**DO THIS**. Copy out each line of the data holding "Essen".

**MATERIAL TO PROCESS**.
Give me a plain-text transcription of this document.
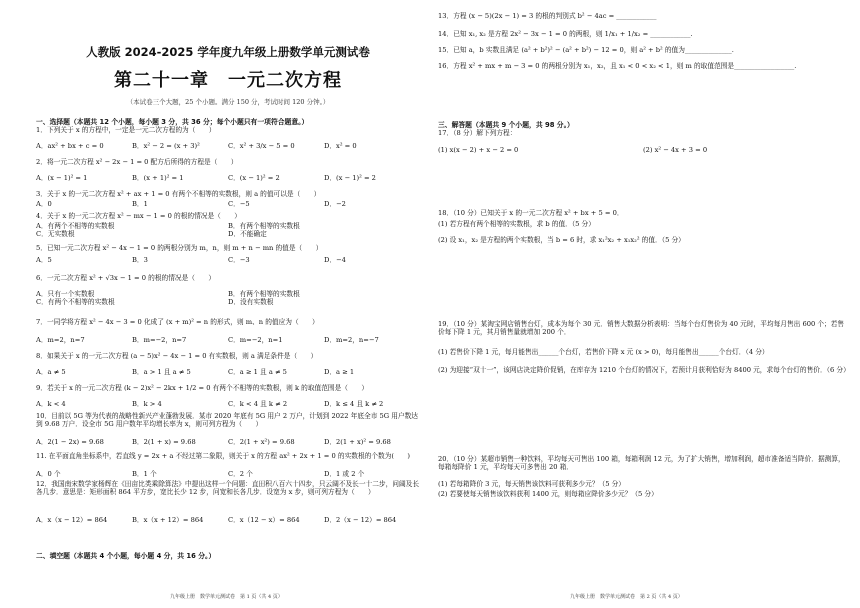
人教版 2024-2025 学年度九年级上册数学单元测试卷
第二十一章　一元二次方程
（本试卷三个大题，25 个小题。满分 150 分，考试时间 120 分钟。）
一、选择题（本题共 12 个小题，每小题 3 分，共 36 分；每个小题只有一项符合题意。）
1．下列关于 x 的方程中，一定是一元二次方程的为（　　）
A．ax² + bx + c = 0	B．x² − 2 = (x + 3)²	C．x² + 3/x − 5 = 0	D．x² = 0
2．将一元二次方程 x² − 2x − 1 = 0 配方后所得的方程是（　　）
A．(x − 1)² = 1	B．(x + 1)² = 1	C．(x − 1)² = 2	D．(x − 1)² = 2
3．关于 x 的一元二次方程 x² + ax + 1 = 0 有两个不相等的实数根，则 a 的值可以是（　　）
A．0	B．1	C．−5	D．−2
4．关于 x 的一元二次方程 x² − mx − 1 = 0 的根的情况是（　　）
A．有两个不相等的实数根	B．有两个相等的实数根
C．无实数根	D．不能确定
5．已知一元二次方程 x² − 4x − 1 = 0 的两根分别为 m，n，则 m + n − mn 的值是（　　）
A．5	B．3	C．−3	D．−4
6．一元二次方程 x² + √3x − 1 = 0 的根的情况是（　　）
A．只有一个实数根	B．有两个相等的实数根
C．有两个不相等的实数根	D．没有实数根
7．一同学将方程 x² − 4x − 3 = 0 化成了 (x + m)² = n 的形式，则 m、n 的值应为（　　）
A．m=2，n=7	B．m=−2，n=7	C．m=−2，n=1	D．m=2，n=−7
8．如果关于 x 的一元二次方程 (a − 5)x² − 4x − 1 = 0 有实数根，则 a 满足条件是（　　）
A．a ≠ 5	B．a > 1 且 a ≠ 5	C．a ≥ 1 且 a ≠ 5	D．a ≥ 1
9．若关于 x 的一元二次方程 (k − 2)x² − 2kx + 1/2 = 0 有两个不相等的实数根，则 k 的取值范围是（　　）
A．k < 4	B．k > 4	C．k < 4 且 k ≠ 2	D．k ≤ 4 且 k ≠ 2
10．目前以 5G 等为代表的战略性新兴产业蓬勃发展．某市 2020 年底有 5G 用户 2 万户，计划到 2022 年底全市 5G 用户数达到 9.68 万户．设全市 5G 用户数年平均增长率为 x，则可列方程为（　　）
A．2(1 − 2x) = 9.68	B．2(1 + x) = 9.68	C．2(1 + x²) = 9.68	D．2(1 + x)² = 9.68
11. 在平面直角坐标系中，若直线 y = 2x + a 不经过第二象限，则关于 x 的方程 ax² + 2x + 1 = 0 的实数根的个数为(　　)
A．0 个	B．1 个	C．2 个	D．1 或 2 个
12．我国南宋数学家杨辉在《田亩比类乘除算法》中提出这样一个问题：直田积八百六十四步，只云阔不及长一十二步，问阔及长各几步．意思是：矩形面积 864 平方步，宽比长少 12 步，问宽和长各几步．设宽为 x 步，则可列方程为（　　）
A．x（x − 12）= 864	B．x（x + 12）= 864	C．x（12 − x）= 864	D．2（x − 12）= 864
二、填空题（本题共 4 个小题，每小题 4 分，共 16 分。）
九年级上册　数学单元测试卷　第 1 页（共 4 页）
13．方程 (x − 5)(2x − 1) = 3 的根的判别式 b² − 4ac = ____________
14．已知 x₁, x₂ 是方程 2x² − 3x − 1 = 0 的两根，则 1/x₁ + 1/x₂ = ____________.
15．已知 a，b 实数且满足 (a² + b²)² − (a² + b²) − 12 = 0，则 a² + b² 的值为______________.
16．方程 x² + mx + m − 3 = 0 的两根分别为 x₁，x₂，且 x₁ < 0 < x₂ < 1，则 m 的取值范围是__________________.
三、解答题（本题共 9 个小题，共 98 分。）
17．（8 分）解下列方程：
(1) x(x − 2) + x − 2 = 0	(2) x² − 4x + 3 = 0
18．（10 分）已知关于 x 的一元二次方程 x² + bx + 5 = 0．
(1) 若方程有两个相等的实数根，求 b 的值．（5 分）
(2) 设 x₁，x₂ 是方程的两个实数根，当 b = 6 时，求 x₁²x₂ + x₁x₂² 的值．（5 分）
19．（10 分）某淘宝网店销售台灯，成本为每个 30 元．销售大数据分析表明：当每个台灯售价为 40 元时，平均每月售出 600 个；若售价每下降 1 元，其月销售量就增加 200 个．
(1) 若售价下降 1 元，每月能售出______个台灯，若售价下降 x 元 (x > 0)，每月能售出______个台灯．（4 分）
(2) 为迎接“双十一”，该网店决定降价促销，在库存为 1210 个台灯的情况下，若预计月获利恰好为 8400 元，求每个台灯的售价．（6 分）
20．（10 分）某超市销售一种饮料，平均每天可售出 100 箱，每箱利润 12 元，为了扩大销售，增加利润，超市准备适当降价．据测算，每箱每降价 1 元，平均每天可多售出 20 箱．
(1) 若每箱降价 3 元，每天销售该饮料可获利多少元？（5 分）
(2) 若要使每天销售该饮料获利 1400 元，则每箱应降价多少元？（5 分）
九年级上册　数学单元测试卷　第 2 页（共 4 页）
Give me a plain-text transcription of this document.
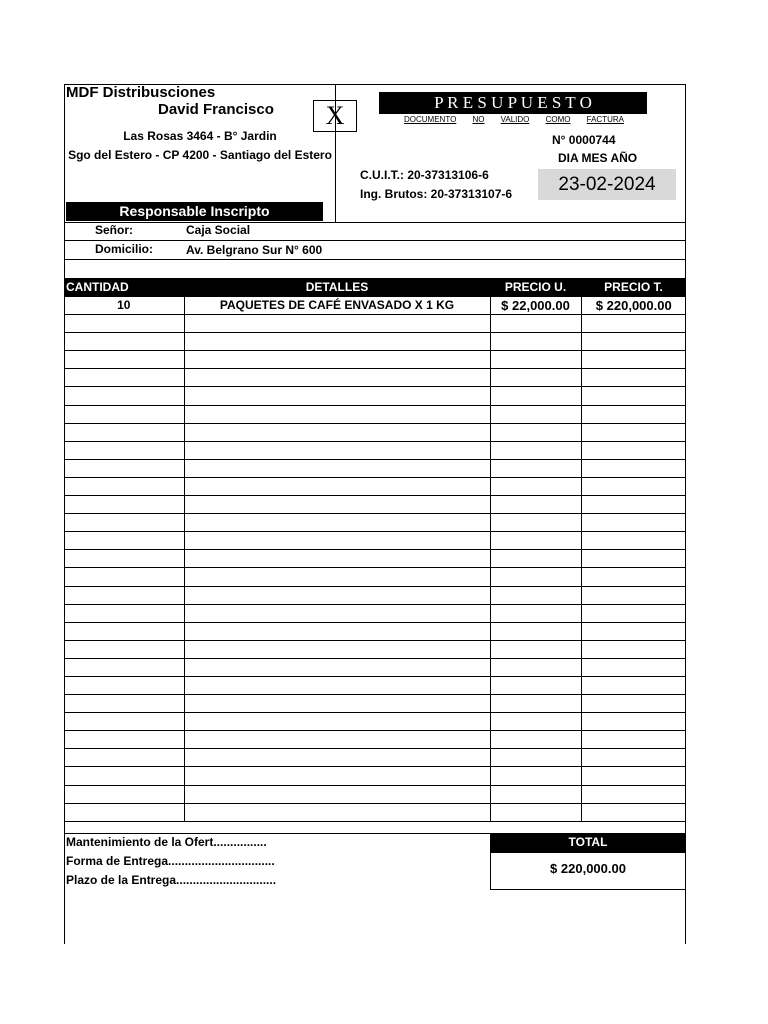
MDF Distribusciones
David Francisco
Las Rosas 3464 - B° Jardin
Sgo del Estero - CP 4200 - Santiago del Estero
Responsable Inscripto
X	P R E S U P U E S T O
DOCUMENTO NO VALIDO COMO FACTURA
N° 0000744
DIA MES AÑO
23-02-2024
C.U.I.T.: 20-37313106-6
Ing. Brutos: 20-37313107-6
Señor:	Caja Social
Domicilio:	Av. Belgrano Sur N° 600
CANTIDAD	DETALLES	PRECIO U.	PRECIO T.
10	PAQUETES DE CAFÉ ENVASADO X 1 KG	$ 22,000.00	$ 220,000.00

Mantenimiento de la Ofert................
Forma de Entrega................................
Plazo de la Entrega..............................
TOTAL
$ 220,000.00
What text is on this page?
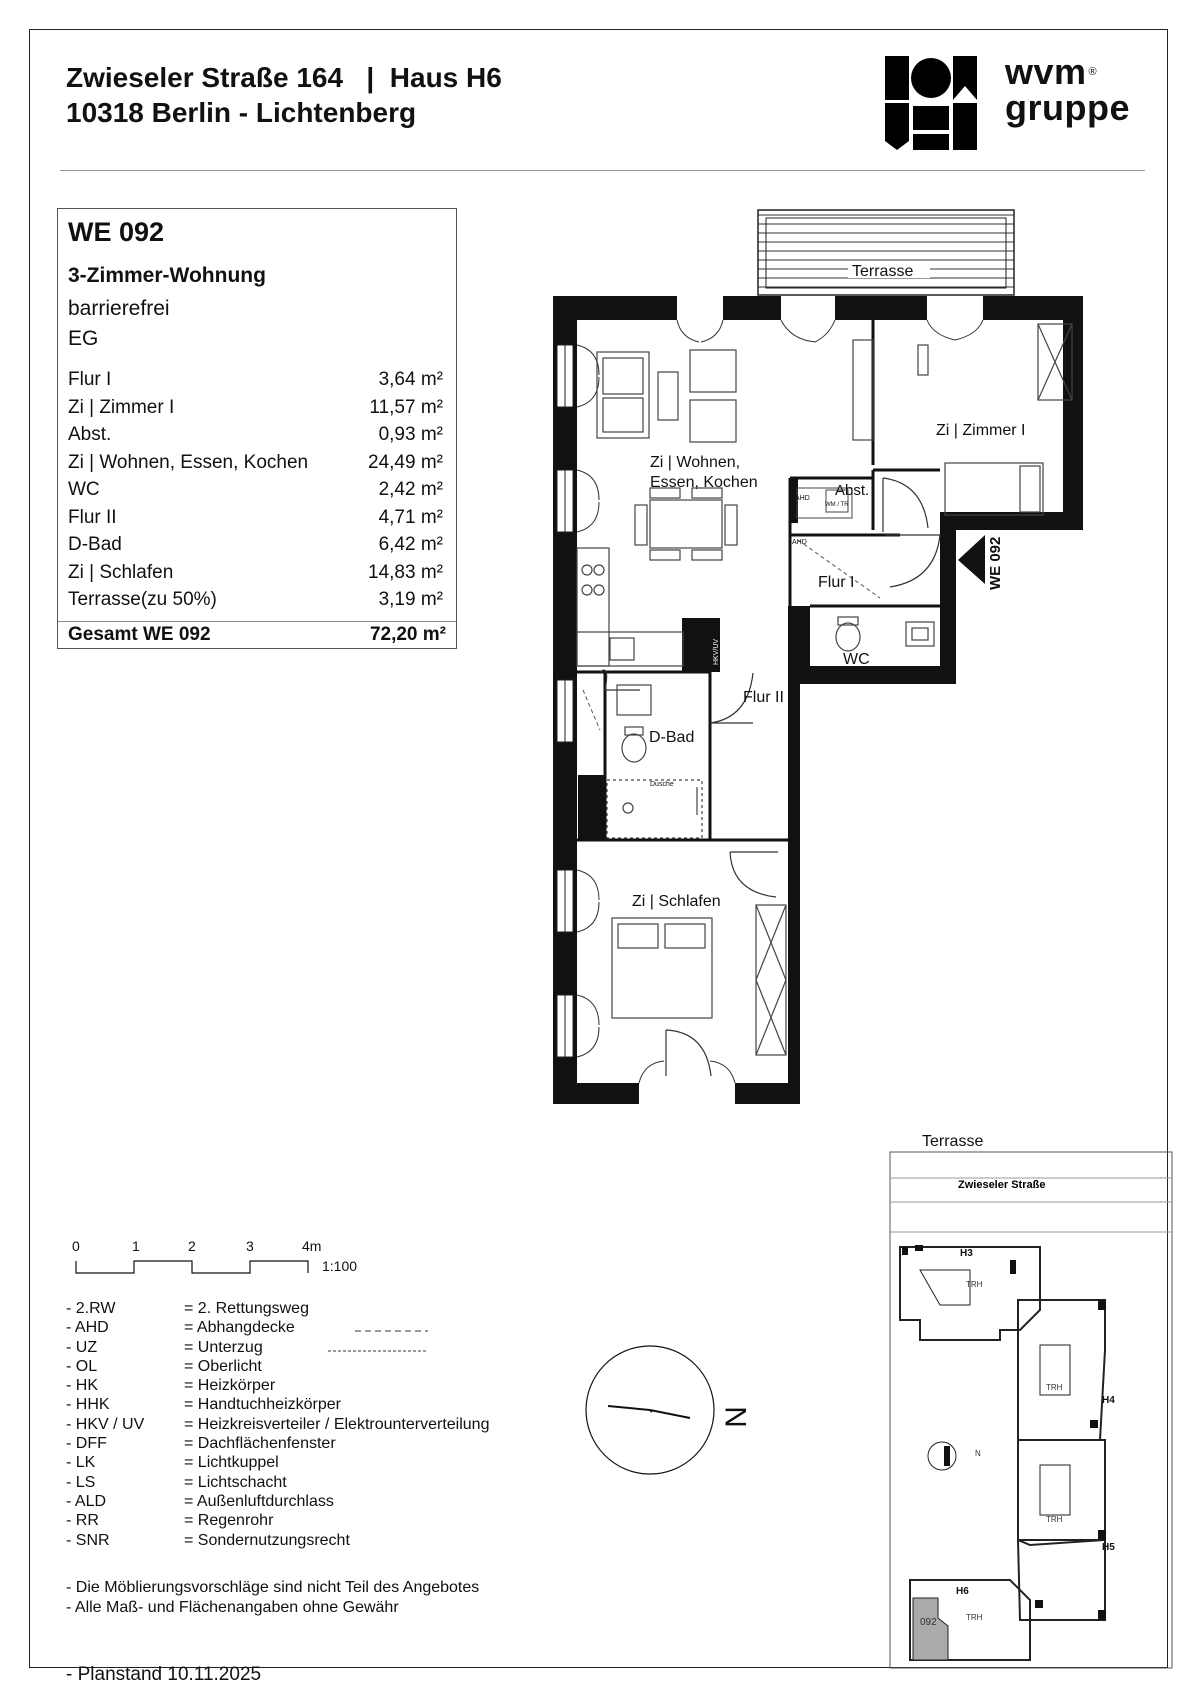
Zwieseler Straße 164   |  Haus H6
10318 Berlin - Lichtenberg
wvm ®
gruppe
WE 092
3-Zimmer-Wohnung
barrierefrei
EG
Flur I	3,64 m²
Zi | Zimmer I	11,57 m²
Abst.	0,93 m²
Zi | Wohnen, Essen, Kochen	24,49 m²
WC	2,42 m²
Flur II	4,71 m²
D-Bad	6,42 m²
Zi | Schlafen	14,83 m²
Terrasse(zu 50%)	3,19 m²
Gesamt WE 092	72,20 m²
Terrasse
Zi | Wohnen,
Essen, Kochen
Zi | Zimmer I
Abst.
WM / TR
AHD
AHD
Flur I
WC
HKV/UV
Flur II
D-Bad
Dusche
Zi | Schlafen
WE 092
0	1	2	3	4m
1:100
- 2.RW	= 2. Rettungsweg
- AHD	= Abhangdecke
- UZ	= Unterzug
- OL	= Oberlicht
- HK	= Heizkörper
- HHK	= Handtuchheizkörper
- HKV / UV	= Heizkreisverteiler / Elektrounterverteilung
- DFF	= Dachflächenfenster
- LK	= Lichtkuppel
- LS	= Lichtschacht
- ALD	= Außenluftdurchlass
- RR	= Regenrohr
- SNR	= Sondernutzungsrecht
- Die Möblierungsvorschläge sind nicht Teil des Angebotes
- Alle Maß- und Flächenangaben ohne Gewähr
- Planstand 10.11.2025
N
Terrasse
Zwieseler Straße
H3
H4
H5
H6
TRH
TRH
TRH
TRH
092
N
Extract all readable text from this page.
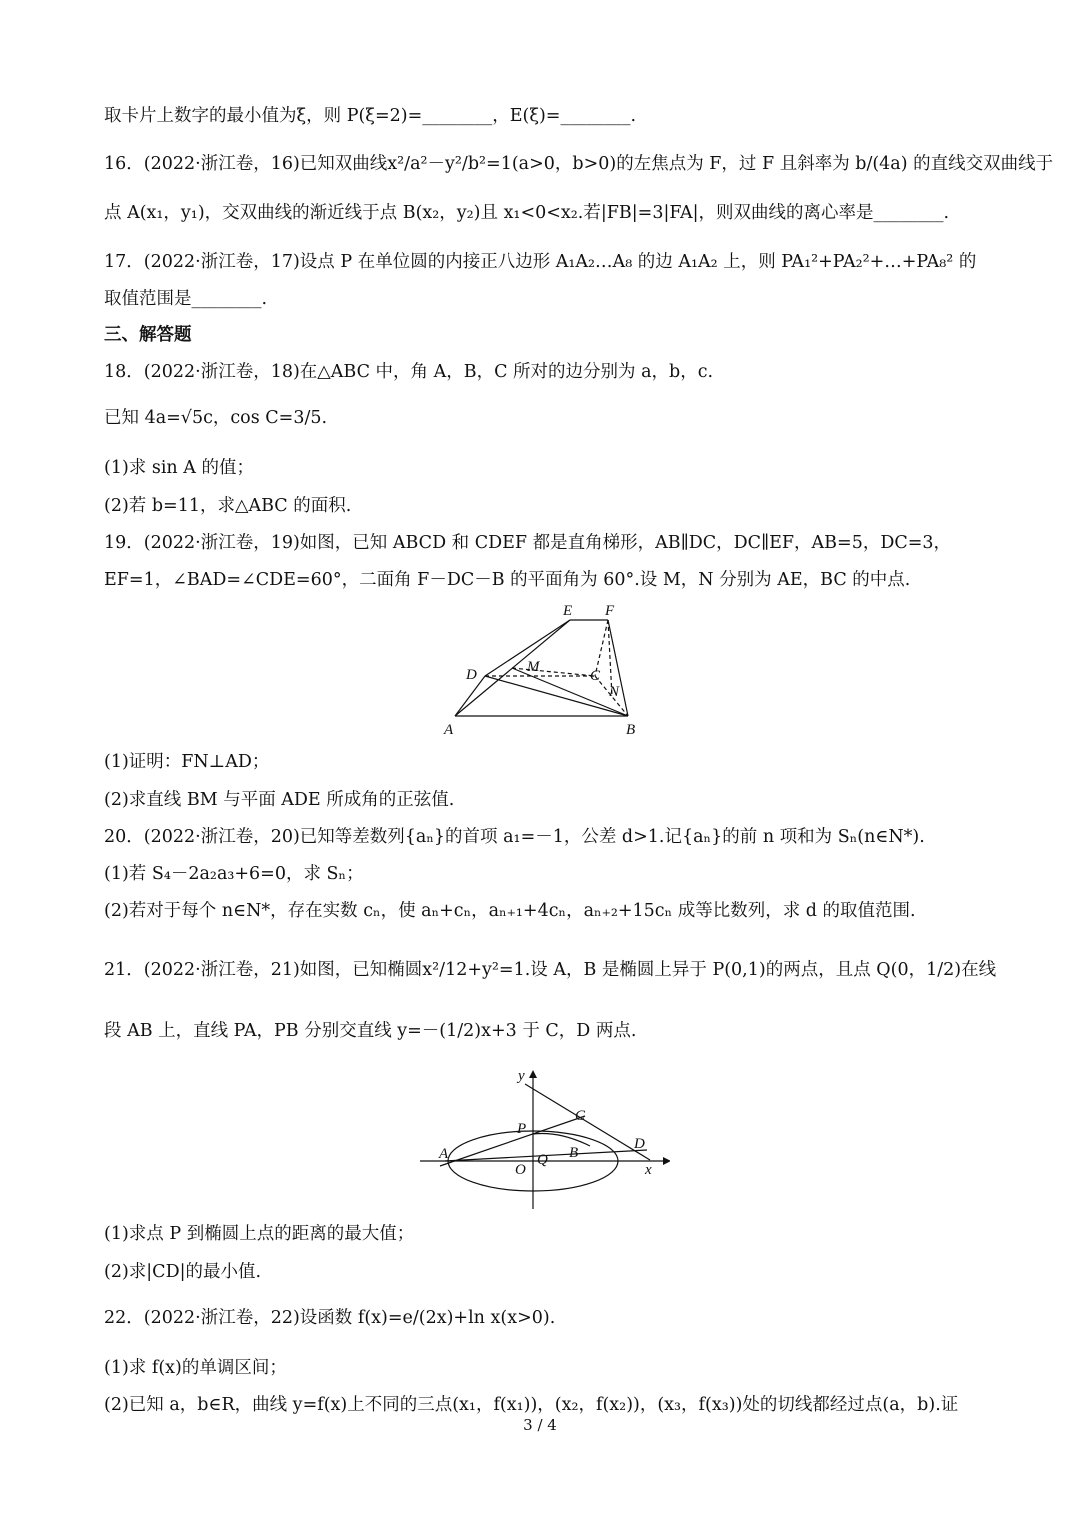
取卡片上数字的最小值为ξ，则 P(ξ=2)=________，E(ξ)=________.
16．(2022·浙江卷，16)已知双曲线x²/a²－y²/b²=1(a>0，b>0)的左焦点为 F，过 F 且斜率为 b/(4a) 的直线交双曲线于
点 A(x₁，y₁)，交双曲线的渐近线于点 B(x₂，y₂)且 x₁<0<x₂.若|FB|=3|FA|，则双曲线的离心率是________.
17．(2022·浙江卷，17)设点 P 在单位圆的内接正八边形 A₁A₂…A₈ 的边 A₁A₂ 上，则 PA₁²+PA₂²+…+PA₈² 的
取值范围是________.
三、解答题
18．(2022·浙江卷，18)在△ABC 中，角 A，B，C 所对的边分别为 a，b，c.
已知 4a=√5c，cos C=3/5.
(1)求 sin A 的值；
(2)若 b=11，求△ABC 的面积.
19．(2022·浙江卷，19)如图，已知 ABCD 和 CDEF 都是直角梯形，AB∥DC，DC∥EF，AB=5，DC=3，
EF=1，∠BAD=∠CDE=60°，二面角 F－DC－B 的平面角为 60°.设 M，N 分别为 AE，BC 的中点.
E F
D	M
C
N
A	B
(1)证明：FN⊥AD；
(2)求直线 BM 与平面 ADE 所成角的正弦值.
20．(2022·浙江卷，20)已知等差数列{aₙ}的首项 a₁=－1，公差 d>1.记{aₙ}的前 n 项和为 Sₙ(n∈N*).
(1)若 S₄－2a₂a₃+6=0，求 Sₙ；
(2)若对于每个 n∈N*，存在实数 cₙ，使 aₙ+cₙ，aₙ₊₁+4cₙ，aₙ₊₂+15cₙ 成等比数列，求 d 的取值范围.
21．(2022·浙江卷，21)如图，已知椭圆x²/12+y²=1.设 A，B 是椭圆上异于 P(0,1)的两点，且点 Q(0，1/2)在线
段 AB 上，直线 PA，PB 分别交直线 y=－(1/2)x+3 于 C，D 两点.
y
x
O
P
A	B
Q
C
D
(1)求点 P 到椭圆上点的距离的最大值；
(2)求|CD|的最小值.
22．(2022·浙江卷，22)设函数 f(x)=e/(2x)+ln x(x>0).
(1)求 f(x)的单调区间；
(2)已知 a，b∈R，曲线 y=f(x)上不同的三点(x₁，f(x₁))，(x₂，f(x₂))，(x₃，f(x₃))处的切线都经过点(a，b).证
3 / 4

**FINAL RESULT**.
Zi | Wohnen, Essen, Kochen	24,49 m²
Essen, Kochen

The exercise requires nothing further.